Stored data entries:
--- --- ---
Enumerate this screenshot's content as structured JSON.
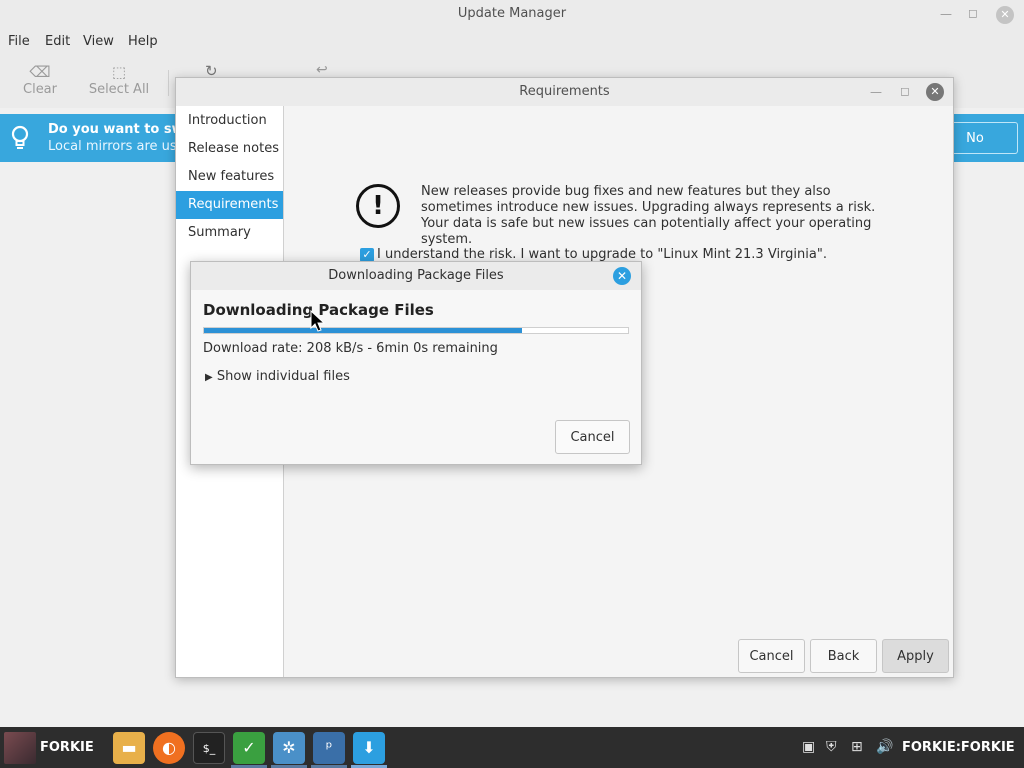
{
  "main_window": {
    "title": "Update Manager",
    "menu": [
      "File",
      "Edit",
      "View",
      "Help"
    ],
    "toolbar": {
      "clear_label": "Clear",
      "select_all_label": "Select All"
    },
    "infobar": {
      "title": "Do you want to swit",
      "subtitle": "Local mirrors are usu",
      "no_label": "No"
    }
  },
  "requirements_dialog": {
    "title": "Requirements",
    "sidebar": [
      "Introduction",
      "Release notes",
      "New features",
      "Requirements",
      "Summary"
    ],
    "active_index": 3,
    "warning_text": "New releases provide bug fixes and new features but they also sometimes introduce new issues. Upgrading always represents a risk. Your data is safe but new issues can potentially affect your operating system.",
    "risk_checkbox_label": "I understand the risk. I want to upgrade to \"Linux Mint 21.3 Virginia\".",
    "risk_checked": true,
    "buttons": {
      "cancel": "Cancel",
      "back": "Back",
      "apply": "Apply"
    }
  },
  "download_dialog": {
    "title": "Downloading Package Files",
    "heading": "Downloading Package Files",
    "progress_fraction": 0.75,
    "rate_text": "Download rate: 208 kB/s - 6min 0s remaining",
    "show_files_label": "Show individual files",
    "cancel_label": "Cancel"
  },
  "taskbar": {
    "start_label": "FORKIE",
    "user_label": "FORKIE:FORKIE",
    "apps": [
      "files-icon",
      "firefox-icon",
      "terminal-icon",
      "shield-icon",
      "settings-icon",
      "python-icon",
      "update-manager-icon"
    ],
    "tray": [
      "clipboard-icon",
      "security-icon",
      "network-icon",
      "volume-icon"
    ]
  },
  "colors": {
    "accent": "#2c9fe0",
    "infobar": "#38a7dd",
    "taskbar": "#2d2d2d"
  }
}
--- --- ---
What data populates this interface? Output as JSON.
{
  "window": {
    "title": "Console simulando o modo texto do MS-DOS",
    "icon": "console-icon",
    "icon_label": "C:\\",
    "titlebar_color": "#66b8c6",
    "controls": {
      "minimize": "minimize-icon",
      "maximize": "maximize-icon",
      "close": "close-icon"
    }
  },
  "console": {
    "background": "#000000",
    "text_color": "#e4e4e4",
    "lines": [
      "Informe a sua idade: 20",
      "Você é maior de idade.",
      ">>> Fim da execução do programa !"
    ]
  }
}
--- --- ---
Take every line from the data that contains the word "Package".

## Solution for this task
    "title": "Downloading Package Files",
    "heading": "Downloading Package Files",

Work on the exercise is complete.